◆ STATED GOAL: Below is a block of data; give all of it again word for word.
-- start --
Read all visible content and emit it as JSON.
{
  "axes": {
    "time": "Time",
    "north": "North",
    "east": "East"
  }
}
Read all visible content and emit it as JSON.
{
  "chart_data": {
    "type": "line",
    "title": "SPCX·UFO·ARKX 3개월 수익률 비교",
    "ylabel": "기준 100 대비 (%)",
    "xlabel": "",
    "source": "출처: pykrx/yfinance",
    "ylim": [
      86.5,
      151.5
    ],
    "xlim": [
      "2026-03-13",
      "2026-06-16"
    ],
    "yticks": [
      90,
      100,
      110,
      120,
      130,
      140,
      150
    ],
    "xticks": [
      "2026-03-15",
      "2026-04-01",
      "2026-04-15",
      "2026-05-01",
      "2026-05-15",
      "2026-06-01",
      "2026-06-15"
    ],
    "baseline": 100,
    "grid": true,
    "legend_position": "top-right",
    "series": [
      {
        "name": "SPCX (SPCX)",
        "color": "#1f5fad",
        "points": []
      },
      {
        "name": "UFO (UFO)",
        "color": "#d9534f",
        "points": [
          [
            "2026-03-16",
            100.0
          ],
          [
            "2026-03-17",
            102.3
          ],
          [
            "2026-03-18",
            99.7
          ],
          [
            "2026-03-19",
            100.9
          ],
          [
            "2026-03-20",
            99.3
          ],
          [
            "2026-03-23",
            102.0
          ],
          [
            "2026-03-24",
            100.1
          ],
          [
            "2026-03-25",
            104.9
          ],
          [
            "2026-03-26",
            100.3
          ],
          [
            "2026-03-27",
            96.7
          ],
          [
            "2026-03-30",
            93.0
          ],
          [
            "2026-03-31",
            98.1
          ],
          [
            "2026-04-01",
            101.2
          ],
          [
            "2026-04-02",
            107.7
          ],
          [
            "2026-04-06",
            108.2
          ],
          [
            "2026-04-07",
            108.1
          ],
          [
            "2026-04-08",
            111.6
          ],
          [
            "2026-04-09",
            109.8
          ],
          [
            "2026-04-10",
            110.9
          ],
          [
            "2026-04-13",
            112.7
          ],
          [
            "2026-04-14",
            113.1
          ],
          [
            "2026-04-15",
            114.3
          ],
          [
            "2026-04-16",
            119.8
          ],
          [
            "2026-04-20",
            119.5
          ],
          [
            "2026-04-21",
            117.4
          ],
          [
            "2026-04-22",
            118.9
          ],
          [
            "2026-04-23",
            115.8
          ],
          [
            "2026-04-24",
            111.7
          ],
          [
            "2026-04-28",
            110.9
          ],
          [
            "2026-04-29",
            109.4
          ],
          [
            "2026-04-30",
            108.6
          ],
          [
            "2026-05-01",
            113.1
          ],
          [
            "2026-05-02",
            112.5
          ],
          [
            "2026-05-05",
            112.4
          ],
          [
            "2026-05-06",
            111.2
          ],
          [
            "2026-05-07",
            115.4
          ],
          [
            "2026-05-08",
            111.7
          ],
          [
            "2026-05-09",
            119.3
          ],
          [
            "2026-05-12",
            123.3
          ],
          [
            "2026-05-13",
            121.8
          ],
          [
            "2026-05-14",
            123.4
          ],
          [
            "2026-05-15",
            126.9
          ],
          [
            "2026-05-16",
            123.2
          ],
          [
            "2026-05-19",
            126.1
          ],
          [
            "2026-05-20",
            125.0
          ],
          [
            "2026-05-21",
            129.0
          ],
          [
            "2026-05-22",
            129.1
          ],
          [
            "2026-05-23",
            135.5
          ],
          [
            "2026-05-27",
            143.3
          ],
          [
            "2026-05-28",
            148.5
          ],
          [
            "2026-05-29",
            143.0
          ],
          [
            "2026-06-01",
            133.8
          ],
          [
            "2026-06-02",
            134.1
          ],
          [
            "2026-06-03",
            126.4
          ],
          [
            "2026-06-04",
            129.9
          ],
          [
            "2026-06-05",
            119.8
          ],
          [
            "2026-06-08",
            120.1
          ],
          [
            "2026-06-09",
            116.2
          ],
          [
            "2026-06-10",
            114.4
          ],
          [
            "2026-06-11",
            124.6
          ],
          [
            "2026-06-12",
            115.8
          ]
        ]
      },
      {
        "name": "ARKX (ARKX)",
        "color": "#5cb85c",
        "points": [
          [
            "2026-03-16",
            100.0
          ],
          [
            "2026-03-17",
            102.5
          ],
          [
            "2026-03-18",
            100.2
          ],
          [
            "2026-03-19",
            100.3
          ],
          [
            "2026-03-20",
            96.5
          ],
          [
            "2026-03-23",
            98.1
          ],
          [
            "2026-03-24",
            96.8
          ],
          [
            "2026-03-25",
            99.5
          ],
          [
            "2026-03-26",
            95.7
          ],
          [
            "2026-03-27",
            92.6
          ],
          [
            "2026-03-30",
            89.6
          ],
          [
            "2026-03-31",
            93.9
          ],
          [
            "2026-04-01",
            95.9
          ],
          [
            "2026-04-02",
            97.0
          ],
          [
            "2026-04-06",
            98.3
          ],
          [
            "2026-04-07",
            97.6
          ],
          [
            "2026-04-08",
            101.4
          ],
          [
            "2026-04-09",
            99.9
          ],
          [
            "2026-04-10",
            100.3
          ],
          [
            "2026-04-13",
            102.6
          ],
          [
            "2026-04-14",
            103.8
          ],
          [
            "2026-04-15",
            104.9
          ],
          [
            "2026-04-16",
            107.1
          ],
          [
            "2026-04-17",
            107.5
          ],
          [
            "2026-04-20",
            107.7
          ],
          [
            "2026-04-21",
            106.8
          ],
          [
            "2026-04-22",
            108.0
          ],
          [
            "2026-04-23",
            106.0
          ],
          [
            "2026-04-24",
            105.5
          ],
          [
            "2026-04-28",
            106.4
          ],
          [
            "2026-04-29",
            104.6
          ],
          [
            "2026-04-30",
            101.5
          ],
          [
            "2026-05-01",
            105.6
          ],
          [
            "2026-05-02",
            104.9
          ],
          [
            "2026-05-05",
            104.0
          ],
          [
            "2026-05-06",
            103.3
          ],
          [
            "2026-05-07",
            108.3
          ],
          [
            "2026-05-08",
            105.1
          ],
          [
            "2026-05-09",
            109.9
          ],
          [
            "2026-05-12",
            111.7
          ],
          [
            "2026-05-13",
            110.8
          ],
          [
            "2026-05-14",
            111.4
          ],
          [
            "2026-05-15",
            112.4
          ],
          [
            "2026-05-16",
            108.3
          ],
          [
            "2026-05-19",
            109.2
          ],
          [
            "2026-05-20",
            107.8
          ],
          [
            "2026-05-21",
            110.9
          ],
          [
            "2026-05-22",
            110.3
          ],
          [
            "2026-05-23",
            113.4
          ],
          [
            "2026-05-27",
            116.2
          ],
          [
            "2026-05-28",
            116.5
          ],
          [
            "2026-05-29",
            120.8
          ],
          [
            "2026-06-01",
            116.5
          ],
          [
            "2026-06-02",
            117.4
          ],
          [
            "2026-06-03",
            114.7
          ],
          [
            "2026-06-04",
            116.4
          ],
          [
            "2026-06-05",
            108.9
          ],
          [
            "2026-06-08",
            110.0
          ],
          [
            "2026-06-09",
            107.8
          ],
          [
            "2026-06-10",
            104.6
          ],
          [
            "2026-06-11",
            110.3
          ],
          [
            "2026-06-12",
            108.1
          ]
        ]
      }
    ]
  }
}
-- end --
◆ RESULT OF THE EXERCISE:
Read all visible content and emit it as JSON.
{
  "axes": {
    "time": "Time",
    "north": "North",
    "east": "East"
  }
}
Read all visible content and emit it as JSON.
{
  "chart_data": {
    "type": "line",
    "title": "SPCX·UFO·ARKX 3개월 수익률 비교",
    "ylabel": "기준 100 대비 (%)",
    "xlabel": "",
    "source": "출처: pykrx/yfinance",
    "ylim": [
      86.5,
      151.5
    ],
    "xlim": [
      "2026-03-13",
      "2026-06-16"
    ],
    "yticks": [
      90,
      100,
      110,
      120,
      130,
      140,
      150
    ],
    "xticks": [
      "2026-03-15",
      "2026-04-01",
      "2026-04-15",
      "2026-05-01",
      "2026-05-15",
      "2026-06-01",
      "2026-06-15"
    ],
    "baseline": 100,
    "grid": true,
    "legend_position": "top-right",
    "series": [
      {
        "name": "SPCX (SPCX)",
        "color": "#1f5fad",
        "points": []
      },
      {
        "name": "UFO (UFO)",
        "color": "#d9534f",
        "points": [
          [
            "2026-03-16",
            100.0
          ],
          [
            "2026-03-17",
            102.3
          ],
          [
            "2026-03-18",
            99.7
          ],
          [
            "2026-03-19",
            100.9
          ],
          [
            "2026-03-20",
            99.3
          ],
          [
            "2026-03-23",
            102.0
          ],
          [
            "2026-03-24",
            100.1
          ],
          [
            "2026-03-25",
            104.9
          ],
          [
            "2026-03-26",
            100.3
          ],
          [
            "2026-03-27",
            96.7
          ],
          [
            "2026-03-30",
            93.0
          ],
          [
            "2026-03-31",
            98.1
          ],
          [
            "2026-04-01",
            101.2
          ],
          [
            "2026-04-02",
            107.7
          ],
          [
            "2026-04-06",
            108.2
          ],
          [
            "2026-04-07",
            108.1
          ],
          [
            "2026-04-08",
            111.6
          ],
          [
            "2026-04-09",
            109.8
          ],
          [
            "2026-04-10",
            110.9
          ],
          [
            "2026-04-13",
            112.7
          ],
          [
            "2026-04-14",
            113.1
          ],
          [
            "2026-04-15",
            114.3
          ],
          [
            "2026-04-16",
            119.8
          ],
          [
            "2026-04-20",
            119.5
          ],
          [
            "2026-04-21",
            117.4
          ],
          [
            "2026-04-22",
            118.9
          ],
          [
            "2026-04-23",
            115.8
          ],
          [
            "2026-04-24",
            111.7
          ],
          [
            "2026-04-28",
            110.9
          ],
          [
            "2026-04-29",
            109.4
          ],
          [
            "2026-04-30",
            108.6
          ],
          [
            "2026-05-01",
            113.1
          ],
          [
            "2026-05-02",
            112.5
          ],
          [
            "2026-05-05",
            112.4
          ],
          [
            "2026-05-06",
            111.2
          ],
          [
            "2026-05-07",
            115.4
          ],
          [
            "2026-05-08",
            111.7
          ],
          [
            "2026-05-09",
            119.3
          ],
          [
            "2026-05-12",
            123.3
          ],
          [
            "2026-05-13",
            121.8
          ],
          [
            "2026-05-14",
            123.4
          ],
          [
            "2026-05-15",
            126.9
          ],
          [
            "2026-05-16",
            123.2
          ],
          [
            "2026-05-19",
            126.1
          ],
          [
            "2026-05-20",
            125.0
          ],
          [
            "2026-05-21",
            129.0
          ],
          [
            "2026-05-22",
            129.1
          ],
          [
            "2026-05-23",
            135.5
          ],
          [
            "2026-05-27",
            143.3
          ],
          [
            "2026-05-28",
            148.5
          ],
          [
            "2026-05-29",
            143.0
          ],
          [
            "2026-06-01",
            133.8
          ],
          [
            "2026-06-02",
            134.1
          ],
          [
            "2026-06-03",
            126.4
          ],
          [
            "2026-06-04",
            129.9
          ],
          [
            "2026-06-05",
            119.8
          ],
          [
            "2026-06-08",
            120.1
          ],
          [
            "2026-06-09",
            116.2
          ],
          [
            "2026-06-10",
            114.4
          ],
          [
            "2026-06-11",
            124.6
          ],
          [
            "2026-06-12",
            115.8
          ]
        ]
      },
      {
        "name": "ARKX (ARKX)",
        "color": "#5cb85c",
        "points": [
          [
            "2026-03-16",
            100.0
          ],
          [
            "2026-03-17",
            102.5
          ],
          [
            "2026-03-18",
            100.2
          ],
          [
            "2026-03-19",
            100.3
          ],
          [
            "2026-03-20",
            96.5
          ],
          [
            "2026-03-23",
            98.1
          ],
          [
            "2026-03-24",
            96.8
          ],
          [
            "2026-03-25",
            99.5
          ],
          [
            "2026-03-26",
            95.7
          ],
          [
            "2026-03-27",
            92.6
          ],
          [
            "2026-03-30",
            89.6
          ],
          [
            "2026-03-31",
            93.9
          ],
          [
            "2026-04-01",
            95.9
          ],
          [
            "2026-04-02",
            97.0
          ],
          [
            "2026-04-06",
            98.3
          ],
          [
            "2026-04-07",
            97.6
          ],
          [
            "2026-04-08",
            101.4
          ],
          [
            "2026-04-09",
            99.9
          ],
          [
            "2026-04-10",
            100.3
          ],
          [
            "2026-04-13",
            102.6
          ],
          [
            "2026-04-14",
            103.8
          ],
          [
            "2026-04-15",
            104.9
          ],
          [
            "2026-04-16",
            107.1
          ],
          [
            "2026-04-17",
            107.5
          ],
          [
            "2026-04-20",
            107.7
          ],
          [
            "2026-04-21",
            106.8
          ],
          [
            "2026-04-22",
            108.0
          ],
          [
            "2026-04-23",
            106.0
          ],
          [
            "2026-04-24",
            105.5
          ],
          [
            "2026-04-28",
            106.4
          ],
          [
            "2026-04-29",
            104.6
          ],
          [
            "2026-04-30",
            101.5
          ],
          [
            "2026-05-01",
            105.6
          ],
          [
            "2026-05-02",
            104.9
          ],
          [
            "2026-05-05",
            104.0
          ],
          [
            "2026-05-06",
            103.3
          ],
          [
            "2026-05-07",
            108.3
          ],
          [
            "2026-05-08",
            105.1
          ],
          [
            "2026-05-09",
            109.9
          ],
          [
            "2026-05-12",
            111.7
          ],
          [
            "2026-05-13",
            110.8
          ],
          [
            "2026-05-14",
            111.4
          ],
          [
            "2026-05-15",
            112.4
          ],
          [
            "2026-05-16",
            108.3
          ],
          [
            "2026-05-19",
            109.2
          ],
          [
            "2026-05-20",
            107.8
          ],
          [
            "2026-05-21",
            110.9
          ],
          [
            "2026-05-22",
            110.3
          ],
          [
            "2026-05-23",
            113.4
          ],
          [
            "2026-05-27",
            116.2
          ],
          [
            "2026-05-28",
            116.5
          ],
          [
            "2026-05-29",
            120.8
          ],
          [
            "2026-06-01",
            116.5
          ],
          [
            "2026-06-02",
            117.4
          ],
          [
            "2026-06-03",
            114.7
          ],
          [
            "2026-06-04",
            116.4
          ],
          [
            "2026-06-05",
            108.9
          ],
          [
            "2026-06-08",
            110.0
          ],
          [
            "2026-06-09",
            107.8
          ],
          [
            "2026-06-10",
            104.6
          ],
          [
            "2026-06-11",
            110.3
          ],
          [
            "2026-06-12",
            108.1
          ]
        ]
      }
    ]
  }
}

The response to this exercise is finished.